══ RECORD LIST ══
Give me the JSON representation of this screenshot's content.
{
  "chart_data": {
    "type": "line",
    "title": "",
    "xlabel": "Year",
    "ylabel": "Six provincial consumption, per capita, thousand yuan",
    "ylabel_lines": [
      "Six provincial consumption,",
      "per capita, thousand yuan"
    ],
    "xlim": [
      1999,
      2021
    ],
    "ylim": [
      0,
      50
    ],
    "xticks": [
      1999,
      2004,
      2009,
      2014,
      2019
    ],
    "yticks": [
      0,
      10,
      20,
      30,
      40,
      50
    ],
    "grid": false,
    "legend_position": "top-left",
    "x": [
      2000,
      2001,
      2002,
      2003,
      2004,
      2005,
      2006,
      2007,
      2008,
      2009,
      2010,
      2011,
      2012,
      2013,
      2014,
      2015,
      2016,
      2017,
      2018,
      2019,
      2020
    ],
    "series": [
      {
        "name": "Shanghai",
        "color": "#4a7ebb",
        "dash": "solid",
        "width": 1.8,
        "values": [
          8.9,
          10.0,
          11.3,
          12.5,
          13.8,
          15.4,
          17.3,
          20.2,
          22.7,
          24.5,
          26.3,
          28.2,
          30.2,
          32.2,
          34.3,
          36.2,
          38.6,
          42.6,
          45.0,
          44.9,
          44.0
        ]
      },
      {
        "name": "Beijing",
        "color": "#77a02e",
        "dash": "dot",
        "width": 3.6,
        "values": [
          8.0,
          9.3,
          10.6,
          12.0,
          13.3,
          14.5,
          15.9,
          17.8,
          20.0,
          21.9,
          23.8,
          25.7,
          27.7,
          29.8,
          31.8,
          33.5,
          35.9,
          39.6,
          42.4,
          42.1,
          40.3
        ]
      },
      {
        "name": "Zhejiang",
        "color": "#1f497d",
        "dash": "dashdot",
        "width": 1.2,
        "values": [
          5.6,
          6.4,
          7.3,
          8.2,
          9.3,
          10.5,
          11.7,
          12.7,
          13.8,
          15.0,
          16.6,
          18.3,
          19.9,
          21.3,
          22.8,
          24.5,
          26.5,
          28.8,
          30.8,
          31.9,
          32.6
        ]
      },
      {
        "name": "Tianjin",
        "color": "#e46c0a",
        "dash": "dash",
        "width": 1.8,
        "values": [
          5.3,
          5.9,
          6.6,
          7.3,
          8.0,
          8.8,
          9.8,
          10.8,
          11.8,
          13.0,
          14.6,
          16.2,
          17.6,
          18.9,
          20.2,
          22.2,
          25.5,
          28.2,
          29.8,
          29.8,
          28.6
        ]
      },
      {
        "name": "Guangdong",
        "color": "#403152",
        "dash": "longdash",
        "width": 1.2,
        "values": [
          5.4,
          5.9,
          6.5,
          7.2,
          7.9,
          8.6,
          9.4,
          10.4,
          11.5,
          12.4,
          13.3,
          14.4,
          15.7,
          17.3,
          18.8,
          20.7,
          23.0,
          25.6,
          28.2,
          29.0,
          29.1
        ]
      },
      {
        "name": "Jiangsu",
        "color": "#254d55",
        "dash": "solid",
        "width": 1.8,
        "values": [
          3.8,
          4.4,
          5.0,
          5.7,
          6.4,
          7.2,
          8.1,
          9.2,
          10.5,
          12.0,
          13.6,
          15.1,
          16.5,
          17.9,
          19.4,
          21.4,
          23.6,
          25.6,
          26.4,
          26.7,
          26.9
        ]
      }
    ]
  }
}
═══
Extract the full listing above without alteration.

Give me the JSON representation of this screenshot's content.
{
  "chart_data": {
    "type": "line",
    "title": "",
    "xlabel": "Year",
    "ylabel": "Six provincial consumption, per capita, thousand yuan",
    "ylabel_lines": [
      "Six provincial consumption,",
      "per capita, thousand yuan"
    ],
    "xlim": [
      1999,
      2021
    ],
    "ylim": [
      0,
      50
    ],
    "xticks": [
      1999,
      2004,
      2009,
      2014,
      2019
    ],
    "yticks": [
      0,
      10,
      20,
      30,
      40,
      50
    ],
    "grid": false,
    "legend_position": "top-left",
    "x": [
      2000,
      2001,
      2002,
      2003,
      2004,
      2005,
      2006,
      2007,
      2008,
      2009,
      2010,
      2011,
      2012,
      2013,
      2014,
      2015,
      2016,
      2017,
      2018,
      2019,
      2020
    ],
    "series": [
      {
        "name": "Shanghai",
        "color": "#4a7ebb",
        "dash": "solid",
        "width": 1.8,
        "values": [
          8.9,
          10.0,
          11.3,
          12.5,
          13.8,
          15.4,
          17.3,
          20.2,
          22.7,
          24.5,
          26.3,
          28.2,
          30.2,
          32.2,
          34.3,
          36.2,
          38.6,
          42.6,
          45.0,
          44.9,
          44.0
        ]
      },
      {
        "name": "Beijing",
        "color": "#77a02e",
        "dash": "dot",
        "width": 3.6,
        "values": [
          8.0,
          9.3,
          10.6,
          12.0,
          13.3,
          14.5,
          15.9,
          17.8,
          20.0,
          21.9,
          23.8,
          25.7,
          27.7,
          29.8,
          31.8,
          33.5,
          35.9,
          39.6,
          42.4,
          42.1,
          40.3
        ]
      },
      {
        "name": "Zhejiang",
        "color": "#1f497d",
        "dash": "dashdot",
        "width": 1.2,
        "values": [
          5.6,
          6.4,
          7.3,
          8.2,
          9.3,
          10.5,
          11.7,
          12.7,
          13.8,
          15.0,
          16.6,
          18.3,
          19.9,
          21.3,
          22.8,
          24.5,
          26.5,
          28.8,
          30.8,
          31.9,
          32.6
        ]
      },
      {
        "name": "Tianjin",
        "color": "#e46c0a",
        "dash": "dash",
        "width": 1.8,
        "values": [
          5.3,
          5.9,
          6.6,
          7.3,
          8.0,
          8.8,
          9.8,
          10.8,
          11.8,
          13.0,
          14.6,
          16.2,
          17.6,
          18.9,
          20.2,
          22.2,
          25.5,
          28.2,
          29.8,
          29.8,
          28.6
        ]
      },
      {
        "name": "Guangdong",
        "color": "#403152",
        "dash": "longdash",
        "width": 1.2,
        "values": [
          5.4,
          5.9,
          6.5,
          7.2,
          7.9,
          8.6,
          9.4,
          10.4,
          11.5,
          12.4,
          13.3,
          14.4,
          15.7,
          17.3,
          18.8,
          20.7,
          23.0,
          25.6,
          28.2,
          29.0,
          29.1
        ]
      },
      {
        "name": "Jiangsu",
        "color": "#254d55",
        "dash": "solid",
        "width": 1.8,
        "values": [
          3.8,
          4.4,
          5.0,
          5.7,
          6.4,
          7.2,
          8.1,
          9.2,
          10.5,
          12.0,
          13.6,
          15.1,
          16.5,
          17.9,
          19.4,
          21.4,
          23.6,
          25.6,
          26.4,
          26.7,
          26.9
        ]
      }
    ]
  }
}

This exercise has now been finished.